* _Goal_: Return the listing word for word, as given.

* _Exercise materials_:
— START —
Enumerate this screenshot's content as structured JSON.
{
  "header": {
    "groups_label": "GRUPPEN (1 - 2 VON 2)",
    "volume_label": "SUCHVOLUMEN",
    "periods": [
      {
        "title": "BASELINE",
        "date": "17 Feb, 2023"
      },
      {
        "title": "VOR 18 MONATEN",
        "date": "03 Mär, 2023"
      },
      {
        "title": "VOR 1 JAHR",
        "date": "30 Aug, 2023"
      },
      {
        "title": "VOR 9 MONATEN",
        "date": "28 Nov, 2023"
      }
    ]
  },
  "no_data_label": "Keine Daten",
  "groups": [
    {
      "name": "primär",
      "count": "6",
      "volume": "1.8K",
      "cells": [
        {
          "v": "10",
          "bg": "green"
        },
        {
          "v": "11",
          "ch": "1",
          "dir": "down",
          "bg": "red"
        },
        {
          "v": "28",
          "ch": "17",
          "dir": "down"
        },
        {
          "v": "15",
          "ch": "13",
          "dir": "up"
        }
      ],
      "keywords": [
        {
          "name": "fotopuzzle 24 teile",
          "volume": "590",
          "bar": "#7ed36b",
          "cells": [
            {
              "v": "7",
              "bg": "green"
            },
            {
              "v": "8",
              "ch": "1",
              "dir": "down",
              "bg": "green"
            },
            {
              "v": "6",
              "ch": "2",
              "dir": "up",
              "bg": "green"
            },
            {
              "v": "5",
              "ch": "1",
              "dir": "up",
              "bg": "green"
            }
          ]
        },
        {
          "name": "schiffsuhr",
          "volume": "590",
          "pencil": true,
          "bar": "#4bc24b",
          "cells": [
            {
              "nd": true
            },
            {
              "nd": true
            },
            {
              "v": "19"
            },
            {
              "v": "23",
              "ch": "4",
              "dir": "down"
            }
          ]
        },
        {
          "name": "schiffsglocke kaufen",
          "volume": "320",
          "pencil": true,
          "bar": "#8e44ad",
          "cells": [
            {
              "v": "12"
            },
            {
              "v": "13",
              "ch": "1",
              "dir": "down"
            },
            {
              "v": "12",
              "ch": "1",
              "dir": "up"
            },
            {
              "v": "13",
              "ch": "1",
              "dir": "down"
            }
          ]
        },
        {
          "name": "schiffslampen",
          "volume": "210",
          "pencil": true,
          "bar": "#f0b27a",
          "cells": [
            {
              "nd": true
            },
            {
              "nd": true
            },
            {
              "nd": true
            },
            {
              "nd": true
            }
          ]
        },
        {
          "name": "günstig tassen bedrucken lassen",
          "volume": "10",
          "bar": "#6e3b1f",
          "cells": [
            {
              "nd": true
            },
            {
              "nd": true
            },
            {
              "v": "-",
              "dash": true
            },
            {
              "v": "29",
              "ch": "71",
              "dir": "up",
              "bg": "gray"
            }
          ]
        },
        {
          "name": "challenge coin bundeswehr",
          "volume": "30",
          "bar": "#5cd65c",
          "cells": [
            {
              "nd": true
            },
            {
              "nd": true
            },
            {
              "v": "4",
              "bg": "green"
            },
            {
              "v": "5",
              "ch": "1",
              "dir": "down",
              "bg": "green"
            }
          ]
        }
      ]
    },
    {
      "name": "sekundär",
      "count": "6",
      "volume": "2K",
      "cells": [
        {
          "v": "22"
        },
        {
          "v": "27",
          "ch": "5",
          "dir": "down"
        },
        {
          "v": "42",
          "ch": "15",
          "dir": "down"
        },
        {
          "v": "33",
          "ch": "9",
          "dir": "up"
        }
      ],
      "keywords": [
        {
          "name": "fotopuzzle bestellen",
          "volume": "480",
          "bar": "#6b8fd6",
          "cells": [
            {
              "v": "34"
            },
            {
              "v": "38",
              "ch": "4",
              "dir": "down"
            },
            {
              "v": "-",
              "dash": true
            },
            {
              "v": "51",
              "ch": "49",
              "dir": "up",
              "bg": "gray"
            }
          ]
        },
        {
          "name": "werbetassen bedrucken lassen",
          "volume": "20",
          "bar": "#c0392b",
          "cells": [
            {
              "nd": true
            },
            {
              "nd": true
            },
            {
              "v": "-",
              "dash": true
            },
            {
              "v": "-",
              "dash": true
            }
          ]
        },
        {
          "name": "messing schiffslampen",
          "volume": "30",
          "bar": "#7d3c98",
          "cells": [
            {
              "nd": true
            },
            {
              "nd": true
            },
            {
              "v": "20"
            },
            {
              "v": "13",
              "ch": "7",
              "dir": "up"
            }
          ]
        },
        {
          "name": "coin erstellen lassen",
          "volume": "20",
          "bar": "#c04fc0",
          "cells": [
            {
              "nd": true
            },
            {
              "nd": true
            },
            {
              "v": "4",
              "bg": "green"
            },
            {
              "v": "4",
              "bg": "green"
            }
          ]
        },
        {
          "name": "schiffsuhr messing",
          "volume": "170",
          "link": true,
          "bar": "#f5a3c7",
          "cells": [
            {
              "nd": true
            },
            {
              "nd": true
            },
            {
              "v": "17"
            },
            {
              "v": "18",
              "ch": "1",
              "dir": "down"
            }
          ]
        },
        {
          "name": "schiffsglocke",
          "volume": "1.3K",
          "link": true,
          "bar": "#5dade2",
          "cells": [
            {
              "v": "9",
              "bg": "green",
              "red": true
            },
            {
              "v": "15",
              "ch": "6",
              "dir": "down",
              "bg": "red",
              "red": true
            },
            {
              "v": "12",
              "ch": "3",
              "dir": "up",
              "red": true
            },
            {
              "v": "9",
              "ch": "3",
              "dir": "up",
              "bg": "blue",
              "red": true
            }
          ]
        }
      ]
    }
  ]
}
— END —
* _Expected output_:
Enumerate this screenshot's content as structured JSON.
{
  "header": {
    "groups_label": "GRUPPEN (1 - 2 VON 2)",
    "volume_label": "SUCHVOLUMEN",
    "periods": [
      {
        "title": "BASELINE",
        "date": "17 Feb, 2023"
      },
      {
        "title": "VOR 18 MONATEN",
        "date": "03 Mär, 2023"
      },
      {
        "title": "VOR 1 JAHR",
        "date": "30 Aug, 2023"
      },
      {
        "title": "VOR 9 MONATEN",
        "date": "28 Nov, 2023"
      }
    ]
  },
  "no_data_label": "Keine Daten",
  "groups": [
    {
      "name": "primär",
      "count": "6",
      "volume": "1.8K",
      "cells": [
        {
          "v": "10",
          "bg": "green"
        },
        {
          "v": "11",
          "ch": "1",
          "dir": "down",
          "bg": "red"
        },
        {
          "v": "28",
          "ch": "17",
          "dir": "down"
        },
        {
          "v": "15",
          "ch": "13",
          "dir": "up"
        }
      ],
      "keywords": [
        {
          "name": "fotopuzzle 24 teile",
          "volume": "590",
          "bar": "#7ed36b",
          "cells": [
            {
              "v": "7",
              "bg": "green"
            },
            {
              "v": "8",
              "ch": "1",
              "dir": "down",
              "bg": "green"
            },
            {
              "v": "6",
              "ch": "2",
              "dir": "up",
              "bg": "green"
            },
            {
              "v": "5",
              "ch": "1",
              "dir": "up",
              "bg": "green"
            }
          ]
        },
        {
          "name": "schiffsuhr",
          "volume": "590",
          "pencil": true,
          "bar": "#4bc24b",
          "cells": [
            {
              "nd": true
            },
            {
              "nd": true
            },
            {
              "v": "19"
            },
            {
              "v": "23",
              "ch": "4",
              "dir": "down"
            }
          ]
        },
        {
          "name": "schiffsglocke kaufen",
          "volume": "320",
          "pencil": true,
          "bar": "#8e44ad",
          "cells": [
            {
              "v": "12"
            },
            {
              "v": "13",
              "ch": "1",
              "dir": "down"
            },
            {
              "v": "12",
              "ch": "1",
              "dir": "up"
            },
            {
              "v": "13",
              "ch": "1",
              "dir": "down"
            }
          ]
        },
        {
          "name": "schiffslampen",
          "volume": "210",
          "pencil": true,
          "bar": "#f0b27a",
          "cells": [
            {
              "nd": true
            },
            {
              "nd": true
            },
            {
              "nd": true
            },
            {
              "nd": true
            }
          ]
        },
        {
          "name": "günstig tassen bedrucken lassen",
          "volume": "10",
          "bar": "#6e3b1f",
          "cells": [
            {
              "nd": true
            },
            {
              "nd": true
            },
            {
              "v": "-",
              "dash": true
            },
            {
              "v": "29",
              "ch": "71",
              "dir": "up",
              "bg": "gray"
            }
          ]
        },
        {
          "name": "challenge coin bundeswehr",
          "volume": "30",
          "bar": "#5cd65c",
          "cells": [
            {
              "nd": true
            },
            {
              "nd": true
            },
            {
              "v": "4",
              "bg": "green"
            },
            {
              "v": "5",
              "ch": "1",
              "dir": "down",
              "bg": "green"
            }
          ]
        }
      ]
    },
    {
      "name": "sekundär",
      "count": "6",
      "volume": "2K",
      "cells": [
        {
          "v": "22"
        },
        {
          "v": "27",
          "ch": "5",
          "dir": "down"
        },
        {
          "v": "42",
          "ch": "15",
          "dir": "down"
        },
        {
          "v": "33",
          "ch": "9",
          "dir": "up"
        }
      ],
      "keywords": [
        {
          "name": "fotopuzzle bestellen",
          "volume": "480",
          "bar": "#6b8fd6",
          "cells": [
            {
              "v": "34"
            },
            {
              "v": "38",
              "ch": "4",
              "dir": "down"
            },
            {
              "v": "-",
              "dash": true
            },
            {
              "v": "51",
              "ch": "49",
              "dir": "up",
              "bg": "gray"
            }
          ]
        },
        {
          "name": "werbetassen bedrucken lassen",
          "volume": "20",
          "bar": "#c0392b",
          "cells": [
            {
              "nd": true
            },
            {
              "nd": true
            },
            {
              "v": "-",
              "dash": true
            },
            {
              "v": "-",
              "dash": true
            }
          ]
        },
        {
          "name": "messing schiffslampen",
          "volume": "30",
          "bar": "#7d3c98",
          "cells": [
            {
              "nd": true
            },
            {
              "nd": true
            },
            {
              "v": "20"
            },
            {
              "v": "13",
              "ch": "7",
              "dir": "up"
            }
          ]
        },
        {
          "name": "coin erstellen lassen",
          "volume": "20",
          "bar": "#c04fc0",
          "cells": [
            {
              "nd": true
            },
            {
              "nd": true
            },
            {
              "v": "4",
              "bg": "green"
            },
            {
              "v": "4",
              "bg": "green"
            }
          ]
        },
        {
          "name": "schiffsuhr messing",
          "volume": "170",
          "link": true,
          "bar": "#f5a3c7",
          "cells": [
            {
              "nd": true
            },
            {
              "nd": true
            },
            {
              "v": "17"
            },
            {
              "v": "18",
              "ch": "1",
              "dir": "down"
            }
          ]
        },
        {
          "name": "schiffsglocke",
          "volume": "1.3K",
          "link": true,
          "bar": "#5dade2",
          "cells": [
            {
              "v": "9",
              "bg": "green",
              "red": true
            },
            {
              "v": "15",
              "ch": "6",
              "dir": "down",
              "bg": "red",
              "red": true
            },
            {
              "v": "12",
              "ch": "3",
              "dir": "up",
              "red": true
            },
            {
              "v": "9",
              "ch": "3",
              "dir": "up",
              "bg": "blue",
              "red": true
            }
          ]
        }
      ]
    }
  ]
}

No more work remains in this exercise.